YOUR GOAL. From the entries below, report how many lines contain the string "beep". Give only that number.

Records from a data source
╔══
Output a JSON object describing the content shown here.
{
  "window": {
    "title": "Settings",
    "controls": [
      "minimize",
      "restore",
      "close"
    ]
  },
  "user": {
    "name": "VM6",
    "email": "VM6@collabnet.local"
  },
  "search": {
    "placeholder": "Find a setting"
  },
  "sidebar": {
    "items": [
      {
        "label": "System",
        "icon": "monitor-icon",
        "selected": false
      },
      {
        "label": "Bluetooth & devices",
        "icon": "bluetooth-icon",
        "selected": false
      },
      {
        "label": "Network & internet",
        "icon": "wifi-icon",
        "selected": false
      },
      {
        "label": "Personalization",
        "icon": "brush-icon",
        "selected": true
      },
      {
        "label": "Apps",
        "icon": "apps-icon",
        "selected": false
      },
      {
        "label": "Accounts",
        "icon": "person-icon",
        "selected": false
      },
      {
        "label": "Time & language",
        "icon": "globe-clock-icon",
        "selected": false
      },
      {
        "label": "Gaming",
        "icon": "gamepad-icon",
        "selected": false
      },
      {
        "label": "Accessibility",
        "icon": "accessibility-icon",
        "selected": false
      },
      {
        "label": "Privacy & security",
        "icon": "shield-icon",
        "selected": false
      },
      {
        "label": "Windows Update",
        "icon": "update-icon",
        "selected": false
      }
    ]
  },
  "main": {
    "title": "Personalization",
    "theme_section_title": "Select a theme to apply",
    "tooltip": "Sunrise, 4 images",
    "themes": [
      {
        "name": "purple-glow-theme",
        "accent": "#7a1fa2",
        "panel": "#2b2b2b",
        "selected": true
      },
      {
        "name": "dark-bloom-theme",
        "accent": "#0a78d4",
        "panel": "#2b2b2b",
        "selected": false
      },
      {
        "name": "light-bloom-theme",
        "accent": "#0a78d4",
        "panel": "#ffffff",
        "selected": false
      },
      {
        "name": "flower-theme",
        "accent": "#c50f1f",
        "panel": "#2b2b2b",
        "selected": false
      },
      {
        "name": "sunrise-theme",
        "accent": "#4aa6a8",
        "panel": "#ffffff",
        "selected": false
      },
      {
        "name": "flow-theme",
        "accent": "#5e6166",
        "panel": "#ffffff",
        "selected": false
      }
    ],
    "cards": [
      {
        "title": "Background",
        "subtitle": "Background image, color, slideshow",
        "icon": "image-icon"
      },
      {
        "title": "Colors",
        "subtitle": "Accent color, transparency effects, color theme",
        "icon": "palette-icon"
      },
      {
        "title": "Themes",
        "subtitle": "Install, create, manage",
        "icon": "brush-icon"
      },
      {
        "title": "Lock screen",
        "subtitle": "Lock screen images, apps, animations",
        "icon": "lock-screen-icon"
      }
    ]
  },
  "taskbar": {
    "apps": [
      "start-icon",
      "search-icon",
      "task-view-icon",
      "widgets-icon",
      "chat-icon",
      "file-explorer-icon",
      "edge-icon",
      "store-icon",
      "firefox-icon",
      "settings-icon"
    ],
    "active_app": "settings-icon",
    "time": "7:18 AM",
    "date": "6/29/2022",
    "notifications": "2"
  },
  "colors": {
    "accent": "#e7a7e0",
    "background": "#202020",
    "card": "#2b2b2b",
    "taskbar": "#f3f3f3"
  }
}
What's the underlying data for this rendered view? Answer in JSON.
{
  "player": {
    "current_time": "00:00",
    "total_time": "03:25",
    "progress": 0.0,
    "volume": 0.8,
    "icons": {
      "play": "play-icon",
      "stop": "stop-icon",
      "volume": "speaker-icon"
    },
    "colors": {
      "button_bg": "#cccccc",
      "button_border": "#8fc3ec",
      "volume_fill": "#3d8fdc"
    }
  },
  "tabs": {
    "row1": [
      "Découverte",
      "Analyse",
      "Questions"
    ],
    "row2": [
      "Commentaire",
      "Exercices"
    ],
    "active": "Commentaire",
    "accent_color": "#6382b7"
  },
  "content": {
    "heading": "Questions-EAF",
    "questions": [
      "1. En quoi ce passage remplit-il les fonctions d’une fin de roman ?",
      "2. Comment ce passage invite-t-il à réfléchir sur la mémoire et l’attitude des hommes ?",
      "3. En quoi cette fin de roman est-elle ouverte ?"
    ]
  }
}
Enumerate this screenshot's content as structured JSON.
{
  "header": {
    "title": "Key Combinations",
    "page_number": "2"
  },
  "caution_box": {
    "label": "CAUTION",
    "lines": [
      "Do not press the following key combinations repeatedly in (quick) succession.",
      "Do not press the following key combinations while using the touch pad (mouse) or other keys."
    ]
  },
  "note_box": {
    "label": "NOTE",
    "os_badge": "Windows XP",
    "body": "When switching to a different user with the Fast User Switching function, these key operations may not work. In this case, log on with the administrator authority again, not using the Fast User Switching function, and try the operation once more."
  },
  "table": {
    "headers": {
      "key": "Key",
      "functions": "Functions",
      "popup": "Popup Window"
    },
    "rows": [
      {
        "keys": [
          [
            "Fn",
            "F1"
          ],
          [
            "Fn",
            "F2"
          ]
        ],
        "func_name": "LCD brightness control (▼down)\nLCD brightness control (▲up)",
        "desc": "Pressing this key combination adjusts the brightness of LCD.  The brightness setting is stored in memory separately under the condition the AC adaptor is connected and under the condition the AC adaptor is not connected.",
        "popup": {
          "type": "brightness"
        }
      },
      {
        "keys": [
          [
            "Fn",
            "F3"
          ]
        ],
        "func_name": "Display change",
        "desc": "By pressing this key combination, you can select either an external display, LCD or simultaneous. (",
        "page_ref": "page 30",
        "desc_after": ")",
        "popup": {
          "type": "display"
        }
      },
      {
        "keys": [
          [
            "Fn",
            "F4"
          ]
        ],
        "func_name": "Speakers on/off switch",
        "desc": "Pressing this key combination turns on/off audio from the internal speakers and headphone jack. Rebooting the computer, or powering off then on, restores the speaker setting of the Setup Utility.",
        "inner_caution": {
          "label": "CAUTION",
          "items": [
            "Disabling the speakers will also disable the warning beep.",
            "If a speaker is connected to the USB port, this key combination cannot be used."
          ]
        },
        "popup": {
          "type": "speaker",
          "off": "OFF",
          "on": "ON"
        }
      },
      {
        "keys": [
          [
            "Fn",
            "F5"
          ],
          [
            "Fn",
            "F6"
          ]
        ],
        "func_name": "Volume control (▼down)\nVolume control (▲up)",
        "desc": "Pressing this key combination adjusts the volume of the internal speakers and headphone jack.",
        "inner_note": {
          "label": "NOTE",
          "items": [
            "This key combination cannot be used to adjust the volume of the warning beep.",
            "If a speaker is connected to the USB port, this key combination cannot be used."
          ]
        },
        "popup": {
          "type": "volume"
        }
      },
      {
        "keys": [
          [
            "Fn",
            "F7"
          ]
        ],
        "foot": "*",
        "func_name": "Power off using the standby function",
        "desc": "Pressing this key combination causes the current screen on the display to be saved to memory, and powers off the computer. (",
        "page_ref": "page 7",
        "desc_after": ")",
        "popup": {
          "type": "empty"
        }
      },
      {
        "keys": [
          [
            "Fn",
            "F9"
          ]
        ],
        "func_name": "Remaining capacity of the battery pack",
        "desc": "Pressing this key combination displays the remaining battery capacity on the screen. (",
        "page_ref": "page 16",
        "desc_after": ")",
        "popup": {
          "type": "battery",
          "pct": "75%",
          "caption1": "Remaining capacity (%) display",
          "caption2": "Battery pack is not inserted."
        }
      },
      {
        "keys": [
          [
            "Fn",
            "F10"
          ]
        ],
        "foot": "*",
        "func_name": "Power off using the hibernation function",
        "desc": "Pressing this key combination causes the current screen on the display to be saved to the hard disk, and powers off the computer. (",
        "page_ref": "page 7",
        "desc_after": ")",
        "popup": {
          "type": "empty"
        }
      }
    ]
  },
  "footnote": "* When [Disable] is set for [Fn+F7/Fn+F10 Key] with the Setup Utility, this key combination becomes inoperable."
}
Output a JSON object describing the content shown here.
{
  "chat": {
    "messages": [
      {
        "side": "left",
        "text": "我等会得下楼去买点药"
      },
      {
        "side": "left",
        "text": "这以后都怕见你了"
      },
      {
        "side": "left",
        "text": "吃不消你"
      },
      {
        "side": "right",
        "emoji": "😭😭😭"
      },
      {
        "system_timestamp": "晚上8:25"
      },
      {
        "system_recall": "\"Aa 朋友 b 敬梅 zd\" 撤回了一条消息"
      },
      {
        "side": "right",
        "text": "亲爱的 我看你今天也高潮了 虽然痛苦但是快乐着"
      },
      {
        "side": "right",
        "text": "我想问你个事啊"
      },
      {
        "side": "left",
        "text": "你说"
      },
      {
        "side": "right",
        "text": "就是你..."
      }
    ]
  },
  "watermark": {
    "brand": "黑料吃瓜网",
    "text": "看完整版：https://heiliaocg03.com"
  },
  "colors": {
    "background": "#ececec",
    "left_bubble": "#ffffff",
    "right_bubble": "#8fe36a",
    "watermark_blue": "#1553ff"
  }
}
╚══
EXERCISE RESPONSE. 2